[START Raw records]
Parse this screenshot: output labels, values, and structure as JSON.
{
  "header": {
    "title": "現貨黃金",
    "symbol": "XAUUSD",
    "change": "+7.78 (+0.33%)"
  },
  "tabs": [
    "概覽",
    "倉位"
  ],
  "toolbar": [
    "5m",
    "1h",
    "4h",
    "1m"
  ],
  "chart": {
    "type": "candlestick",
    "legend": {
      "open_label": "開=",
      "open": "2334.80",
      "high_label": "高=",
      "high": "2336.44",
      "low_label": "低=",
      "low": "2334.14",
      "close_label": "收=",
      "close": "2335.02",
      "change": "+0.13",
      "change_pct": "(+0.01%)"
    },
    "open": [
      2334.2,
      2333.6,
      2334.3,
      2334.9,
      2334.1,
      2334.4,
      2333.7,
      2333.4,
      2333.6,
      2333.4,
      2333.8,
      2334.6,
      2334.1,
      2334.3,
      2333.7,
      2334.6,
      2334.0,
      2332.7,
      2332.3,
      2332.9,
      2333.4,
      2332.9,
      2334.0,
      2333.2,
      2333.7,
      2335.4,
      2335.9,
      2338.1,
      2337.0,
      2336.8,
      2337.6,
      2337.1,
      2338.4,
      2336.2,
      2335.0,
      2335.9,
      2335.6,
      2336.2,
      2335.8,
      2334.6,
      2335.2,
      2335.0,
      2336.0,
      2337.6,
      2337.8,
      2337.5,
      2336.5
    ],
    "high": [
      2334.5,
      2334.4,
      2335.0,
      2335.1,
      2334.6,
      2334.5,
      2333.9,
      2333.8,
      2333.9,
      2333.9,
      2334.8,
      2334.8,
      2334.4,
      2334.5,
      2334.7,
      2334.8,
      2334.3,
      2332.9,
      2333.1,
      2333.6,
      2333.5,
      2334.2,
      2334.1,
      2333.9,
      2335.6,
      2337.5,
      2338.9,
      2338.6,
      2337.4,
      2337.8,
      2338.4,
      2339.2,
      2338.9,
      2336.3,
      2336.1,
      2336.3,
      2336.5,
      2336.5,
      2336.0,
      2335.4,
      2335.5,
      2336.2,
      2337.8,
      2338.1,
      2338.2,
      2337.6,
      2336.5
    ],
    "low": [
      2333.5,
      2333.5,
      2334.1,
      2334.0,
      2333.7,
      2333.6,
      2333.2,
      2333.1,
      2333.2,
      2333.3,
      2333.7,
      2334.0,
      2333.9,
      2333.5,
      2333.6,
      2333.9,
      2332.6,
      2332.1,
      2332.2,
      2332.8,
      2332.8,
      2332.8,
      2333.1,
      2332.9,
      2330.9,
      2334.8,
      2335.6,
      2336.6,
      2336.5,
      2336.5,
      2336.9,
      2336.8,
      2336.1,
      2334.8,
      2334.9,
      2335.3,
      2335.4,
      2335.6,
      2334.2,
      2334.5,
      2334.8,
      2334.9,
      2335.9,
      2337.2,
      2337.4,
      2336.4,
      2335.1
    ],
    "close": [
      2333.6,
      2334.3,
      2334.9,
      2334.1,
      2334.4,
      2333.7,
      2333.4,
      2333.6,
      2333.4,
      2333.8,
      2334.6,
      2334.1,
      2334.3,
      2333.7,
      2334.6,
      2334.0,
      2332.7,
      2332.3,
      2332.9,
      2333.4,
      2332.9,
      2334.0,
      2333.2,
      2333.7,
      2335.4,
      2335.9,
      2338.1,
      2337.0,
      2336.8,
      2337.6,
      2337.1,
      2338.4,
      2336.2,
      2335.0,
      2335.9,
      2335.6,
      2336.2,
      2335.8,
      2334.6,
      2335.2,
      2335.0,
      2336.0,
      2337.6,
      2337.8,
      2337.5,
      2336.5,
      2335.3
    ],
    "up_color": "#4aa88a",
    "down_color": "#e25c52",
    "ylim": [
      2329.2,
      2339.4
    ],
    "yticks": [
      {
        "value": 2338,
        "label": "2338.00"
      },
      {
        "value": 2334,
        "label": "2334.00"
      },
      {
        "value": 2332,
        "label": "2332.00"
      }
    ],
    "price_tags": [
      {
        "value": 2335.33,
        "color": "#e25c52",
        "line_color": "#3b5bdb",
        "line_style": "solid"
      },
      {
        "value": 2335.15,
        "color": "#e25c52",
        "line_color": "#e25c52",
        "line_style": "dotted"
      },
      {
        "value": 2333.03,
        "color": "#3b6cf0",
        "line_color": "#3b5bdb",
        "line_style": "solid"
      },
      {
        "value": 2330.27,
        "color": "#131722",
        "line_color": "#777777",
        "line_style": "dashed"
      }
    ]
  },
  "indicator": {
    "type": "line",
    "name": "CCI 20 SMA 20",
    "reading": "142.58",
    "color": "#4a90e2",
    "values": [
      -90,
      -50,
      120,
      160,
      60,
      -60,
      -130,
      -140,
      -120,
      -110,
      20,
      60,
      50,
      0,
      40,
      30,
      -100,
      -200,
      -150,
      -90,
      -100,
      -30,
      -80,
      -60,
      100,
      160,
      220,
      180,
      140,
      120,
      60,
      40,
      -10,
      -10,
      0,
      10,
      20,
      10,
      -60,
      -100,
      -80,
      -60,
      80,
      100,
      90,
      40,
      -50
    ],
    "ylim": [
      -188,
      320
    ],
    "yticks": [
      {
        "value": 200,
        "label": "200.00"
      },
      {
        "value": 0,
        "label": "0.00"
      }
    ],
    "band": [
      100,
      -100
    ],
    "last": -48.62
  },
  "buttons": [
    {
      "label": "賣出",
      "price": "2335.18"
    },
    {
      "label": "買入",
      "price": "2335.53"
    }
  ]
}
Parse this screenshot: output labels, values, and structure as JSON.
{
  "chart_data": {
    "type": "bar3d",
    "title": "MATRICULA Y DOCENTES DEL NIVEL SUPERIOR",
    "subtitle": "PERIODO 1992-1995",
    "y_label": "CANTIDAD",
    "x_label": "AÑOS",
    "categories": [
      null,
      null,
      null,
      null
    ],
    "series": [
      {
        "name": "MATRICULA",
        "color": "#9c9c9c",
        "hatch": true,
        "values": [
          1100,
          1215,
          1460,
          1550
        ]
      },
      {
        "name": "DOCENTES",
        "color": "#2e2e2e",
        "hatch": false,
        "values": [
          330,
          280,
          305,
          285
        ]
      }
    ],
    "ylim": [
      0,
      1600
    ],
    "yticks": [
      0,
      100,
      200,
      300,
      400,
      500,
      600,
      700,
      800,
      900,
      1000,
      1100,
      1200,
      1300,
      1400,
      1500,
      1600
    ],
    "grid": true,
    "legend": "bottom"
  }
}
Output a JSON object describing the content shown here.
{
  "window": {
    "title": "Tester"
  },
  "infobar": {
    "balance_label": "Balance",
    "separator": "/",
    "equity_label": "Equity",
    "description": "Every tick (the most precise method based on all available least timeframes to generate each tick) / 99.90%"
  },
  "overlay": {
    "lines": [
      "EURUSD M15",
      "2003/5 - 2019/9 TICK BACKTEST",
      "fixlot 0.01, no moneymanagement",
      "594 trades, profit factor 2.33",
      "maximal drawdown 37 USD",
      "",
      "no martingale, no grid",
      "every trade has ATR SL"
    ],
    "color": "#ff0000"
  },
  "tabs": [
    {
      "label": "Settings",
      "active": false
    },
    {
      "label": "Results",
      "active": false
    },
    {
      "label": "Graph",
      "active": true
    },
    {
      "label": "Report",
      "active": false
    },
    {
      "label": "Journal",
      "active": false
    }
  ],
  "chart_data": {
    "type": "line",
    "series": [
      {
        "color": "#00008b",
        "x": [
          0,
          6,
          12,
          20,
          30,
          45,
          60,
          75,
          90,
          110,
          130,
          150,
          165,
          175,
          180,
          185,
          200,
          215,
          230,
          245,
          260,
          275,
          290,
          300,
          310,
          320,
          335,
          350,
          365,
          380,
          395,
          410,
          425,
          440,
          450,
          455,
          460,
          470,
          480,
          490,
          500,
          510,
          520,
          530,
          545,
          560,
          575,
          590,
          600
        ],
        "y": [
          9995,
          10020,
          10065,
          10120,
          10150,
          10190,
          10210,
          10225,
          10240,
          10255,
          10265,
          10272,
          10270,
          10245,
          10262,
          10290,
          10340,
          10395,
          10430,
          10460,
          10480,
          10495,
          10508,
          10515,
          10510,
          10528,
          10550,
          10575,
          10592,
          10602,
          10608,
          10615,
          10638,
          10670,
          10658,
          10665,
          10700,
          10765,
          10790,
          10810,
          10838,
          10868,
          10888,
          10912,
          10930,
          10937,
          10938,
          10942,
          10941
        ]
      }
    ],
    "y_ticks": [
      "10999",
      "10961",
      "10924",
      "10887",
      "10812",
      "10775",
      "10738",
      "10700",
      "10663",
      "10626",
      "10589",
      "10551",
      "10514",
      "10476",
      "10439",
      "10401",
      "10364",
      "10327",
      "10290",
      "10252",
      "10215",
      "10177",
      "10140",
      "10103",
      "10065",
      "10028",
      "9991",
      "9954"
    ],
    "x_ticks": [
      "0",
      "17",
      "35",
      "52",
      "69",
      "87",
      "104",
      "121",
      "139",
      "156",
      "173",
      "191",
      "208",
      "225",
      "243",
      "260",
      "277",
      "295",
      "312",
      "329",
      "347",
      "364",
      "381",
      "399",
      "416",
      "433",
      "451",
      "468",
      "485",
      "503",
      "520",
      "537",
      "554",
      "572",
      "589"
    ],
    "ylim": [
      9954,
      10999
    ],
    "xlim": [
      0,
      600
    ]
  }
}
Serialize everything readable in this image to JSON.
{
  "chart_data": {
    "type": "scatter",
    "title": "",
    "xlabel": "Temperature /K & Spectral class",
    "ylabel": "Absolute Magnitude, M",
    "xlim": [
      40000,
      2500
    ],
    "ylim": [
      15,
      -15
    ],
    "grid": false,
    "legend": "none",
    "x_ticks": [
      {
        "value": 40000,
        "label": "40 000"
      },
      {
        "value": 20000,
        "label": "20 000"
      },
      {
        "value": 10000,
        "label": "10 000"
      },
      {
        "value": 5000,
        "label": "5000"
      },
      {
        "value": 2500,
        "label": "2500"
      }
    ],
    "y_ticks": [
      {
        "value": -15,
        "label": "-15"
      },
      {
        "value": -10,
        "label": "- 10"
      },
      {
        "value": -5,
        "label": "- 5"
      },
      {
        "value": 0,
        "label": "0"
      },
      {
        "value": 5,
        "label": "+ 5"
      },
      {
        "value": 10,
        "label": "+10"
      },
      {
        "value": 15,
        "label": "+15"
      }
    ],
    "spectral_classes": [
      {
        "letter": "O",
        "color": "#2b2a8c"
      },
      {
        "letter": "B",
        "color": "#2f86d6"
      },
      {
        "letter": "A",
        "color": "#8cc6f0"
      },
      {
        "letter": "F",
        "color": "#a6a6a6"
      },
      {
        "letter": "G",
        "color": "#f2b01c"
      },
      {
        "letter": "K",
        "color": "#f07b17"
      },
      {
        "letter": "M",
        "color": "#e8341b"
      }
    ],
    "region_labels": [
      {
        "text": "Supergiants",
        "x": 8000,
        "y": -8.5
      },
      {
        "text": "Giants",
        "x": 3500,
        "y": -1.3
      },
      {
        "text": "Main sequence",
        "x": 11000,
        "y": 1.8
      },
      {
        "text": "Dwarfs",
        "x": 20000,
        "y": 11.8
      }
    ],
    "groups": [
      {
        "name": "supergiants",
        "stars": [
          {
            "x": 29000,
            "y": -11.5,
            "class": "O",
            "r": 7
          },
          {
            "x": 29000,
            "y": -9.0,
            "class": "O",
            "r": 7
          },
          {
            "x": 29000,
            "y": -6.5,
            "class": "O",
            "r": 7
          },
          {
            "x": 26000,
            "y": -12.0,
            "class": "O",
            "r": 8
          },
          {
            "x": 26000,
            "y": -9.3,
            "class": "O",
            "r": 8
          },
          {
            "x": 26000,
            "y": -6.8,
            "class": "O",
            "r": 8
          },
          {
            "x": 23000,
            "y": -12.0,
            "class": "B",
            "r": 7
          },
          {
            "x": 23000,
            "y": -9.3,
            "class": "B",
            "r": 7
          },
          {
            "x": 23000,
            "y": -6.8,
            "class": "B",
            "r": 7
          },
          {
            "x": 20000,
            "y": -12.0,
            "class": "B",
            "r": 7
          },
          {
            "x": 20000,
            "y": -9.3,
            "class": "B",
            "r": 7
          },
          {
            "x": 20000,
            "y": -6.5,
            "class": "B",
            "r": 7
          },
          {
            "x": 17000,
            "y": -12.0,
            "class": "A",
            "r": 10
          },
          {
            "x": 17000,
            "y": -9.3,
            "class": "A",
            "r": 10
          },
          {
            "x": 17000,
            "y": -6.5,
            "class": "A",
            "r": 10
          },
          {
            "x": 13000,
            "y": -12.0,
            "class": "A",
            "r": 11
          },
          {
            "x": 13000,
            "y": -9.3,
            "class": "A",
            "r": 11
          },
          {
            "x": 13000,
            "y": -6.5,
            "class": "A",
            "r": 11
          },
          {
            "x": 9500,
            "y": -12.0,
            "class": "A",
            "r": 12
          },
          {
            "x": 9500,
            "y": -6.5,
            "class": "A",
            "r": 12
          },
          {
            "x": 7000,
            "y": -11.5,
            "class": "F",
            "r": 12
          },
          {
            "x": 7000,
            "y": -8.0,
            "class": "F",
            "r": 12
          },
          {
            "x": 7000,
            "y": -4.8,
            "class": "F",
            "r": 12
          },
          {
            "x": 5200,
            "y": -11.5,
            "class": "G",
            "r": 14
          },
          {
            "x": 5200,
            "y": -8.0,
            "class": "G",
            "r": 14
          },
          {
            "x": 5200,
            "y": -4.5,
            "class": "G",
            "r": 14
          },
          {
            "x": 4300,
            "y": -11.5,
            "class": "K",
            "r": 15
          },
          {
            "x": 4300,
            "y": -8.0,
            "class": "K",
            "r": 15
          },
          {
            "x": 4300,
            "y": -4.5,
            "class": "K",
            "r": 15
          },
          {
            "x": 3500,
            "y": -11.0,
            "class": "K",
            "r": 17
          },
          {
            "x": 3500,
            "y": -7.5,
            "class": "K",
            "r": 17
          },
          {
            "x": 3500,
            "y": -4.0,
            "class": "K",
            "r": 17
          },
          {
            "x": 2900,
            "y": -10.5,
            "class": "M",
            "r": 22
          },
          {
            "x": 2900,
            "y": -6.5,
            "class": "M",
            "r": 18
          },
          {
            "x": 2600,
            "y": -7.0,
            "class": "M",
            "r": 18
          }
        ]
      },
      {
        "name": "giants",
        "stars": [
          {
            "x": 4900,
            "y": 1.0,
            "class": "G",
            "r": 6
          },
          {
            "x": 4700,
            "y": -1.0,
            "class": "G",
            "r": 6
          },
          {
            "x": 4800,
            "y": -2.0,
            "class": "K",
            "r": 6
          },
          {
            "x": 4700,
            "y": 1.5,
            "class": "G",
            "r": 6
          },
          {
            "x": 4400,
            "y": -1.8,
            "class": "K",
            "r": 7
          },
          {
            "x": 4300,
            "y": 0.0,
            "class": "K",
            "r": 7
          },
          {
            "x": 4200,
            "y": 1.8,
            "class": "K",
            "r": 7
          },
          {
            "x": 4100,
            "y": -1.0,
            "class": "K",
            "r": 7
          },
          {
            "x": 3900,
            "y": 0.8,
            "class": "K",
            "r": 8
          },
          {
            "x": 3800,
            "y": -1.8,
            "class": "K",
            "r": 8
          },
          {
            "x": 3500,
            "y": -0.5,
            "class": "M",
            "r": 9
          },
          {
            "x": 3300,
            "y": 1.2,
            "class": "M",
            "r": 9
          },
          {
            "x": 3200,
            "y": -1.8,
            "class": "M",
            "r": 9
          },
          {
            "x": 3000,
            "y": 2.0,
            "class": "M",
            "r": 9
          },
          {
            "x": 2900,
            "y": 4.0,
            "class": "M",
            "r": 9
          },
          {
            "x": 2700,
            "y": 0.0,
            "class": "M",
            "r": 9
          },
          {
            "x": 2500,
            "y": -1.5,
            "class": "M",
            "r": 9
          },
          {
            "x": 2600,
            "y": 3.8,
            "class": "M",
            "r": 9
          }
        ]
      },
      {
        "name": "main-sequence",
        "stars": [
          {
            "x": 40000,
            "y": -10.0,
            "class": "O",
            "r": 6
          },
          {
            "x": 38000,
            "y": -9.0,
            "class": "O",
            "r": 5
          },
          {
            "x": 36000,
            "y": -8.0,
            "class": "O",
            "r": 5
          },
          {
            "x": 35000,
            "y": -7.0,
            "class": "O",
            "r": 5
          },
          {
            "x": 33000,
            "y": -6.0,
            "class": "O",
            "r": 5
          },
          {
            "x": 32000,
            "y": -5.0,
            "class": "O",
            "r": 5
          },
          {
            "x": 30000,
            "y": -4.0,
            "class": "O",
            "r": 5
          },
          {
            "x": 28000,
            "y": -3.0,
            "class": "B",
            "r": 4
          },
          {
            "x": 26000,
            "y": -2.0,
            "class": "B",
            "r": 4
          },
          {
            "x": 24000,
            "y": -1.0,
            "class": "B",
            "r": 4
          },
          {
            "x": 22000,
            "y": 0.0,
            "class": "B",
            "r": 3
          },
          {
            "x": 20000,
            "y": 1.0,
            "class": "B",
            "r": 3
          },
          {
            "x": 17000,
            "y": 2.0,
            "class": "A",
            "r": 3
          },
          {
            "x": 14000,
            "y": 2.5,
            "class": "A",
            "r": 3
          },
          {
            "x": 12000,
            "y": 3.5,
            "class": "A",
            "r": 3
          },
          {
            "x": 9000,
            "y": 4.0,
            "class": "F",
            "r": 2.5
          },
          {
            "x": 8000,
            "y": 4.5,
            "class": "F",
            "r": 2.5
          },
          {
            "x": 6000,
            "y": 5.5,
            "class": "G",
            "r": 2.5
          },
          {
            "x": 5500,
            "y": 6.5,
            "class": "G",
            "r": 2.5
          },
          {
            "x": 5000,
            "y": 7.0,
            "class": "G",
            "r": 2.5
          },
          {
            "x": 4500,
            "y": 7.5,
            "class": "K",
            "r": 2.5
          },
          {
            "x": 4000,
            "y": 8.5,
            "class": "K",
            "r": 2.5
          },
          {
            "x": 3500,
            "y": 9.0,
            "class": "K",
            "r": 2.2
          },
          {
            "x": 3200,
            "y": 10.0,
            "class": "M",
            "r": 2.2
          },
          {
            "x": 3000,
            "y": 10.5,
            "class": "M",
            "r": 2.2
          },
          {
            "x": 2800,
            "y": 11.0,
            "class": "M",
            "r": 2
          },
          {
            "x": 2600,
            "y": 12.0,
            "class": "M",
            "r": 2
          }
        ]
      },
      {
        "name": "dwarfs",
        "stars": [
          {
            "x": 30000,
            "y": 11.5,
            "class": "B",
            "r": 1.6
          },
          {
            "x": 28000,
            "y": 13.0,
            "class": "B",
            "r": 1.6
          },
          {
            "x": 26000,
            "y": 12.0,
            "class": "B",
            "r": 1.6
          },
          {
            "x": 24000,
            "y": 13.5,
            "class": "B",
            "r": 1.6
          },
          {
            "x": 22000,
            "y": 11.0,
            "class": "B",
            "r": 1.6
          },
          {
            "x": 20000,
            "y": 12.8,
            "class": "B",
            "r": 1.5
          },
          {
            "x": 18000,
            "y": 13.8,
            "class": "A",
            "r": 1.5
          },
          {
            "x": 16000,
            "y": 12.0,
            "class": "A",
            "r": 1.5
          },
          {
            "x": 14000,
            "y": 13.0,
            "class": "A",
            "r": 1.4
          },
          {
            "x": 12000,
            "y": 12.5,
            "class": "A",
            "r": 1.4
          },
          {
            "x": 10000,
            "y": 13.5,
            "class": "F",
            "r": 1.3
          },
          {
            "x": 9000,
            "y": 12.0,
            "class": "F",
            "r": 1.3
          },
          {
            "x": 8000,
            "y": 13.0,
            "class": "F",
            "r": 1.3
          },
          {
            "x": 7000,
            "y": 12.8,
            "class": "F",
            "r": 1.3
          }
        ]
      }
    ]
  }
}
[END Raw records]
Given task: Identify every line holding the word "type" and copy it out.

Solution to the exercise:
    "type": "candlestick",
    "type": "line",
    "type": "bar3d",
    "type": "line",
    "type": "scatter",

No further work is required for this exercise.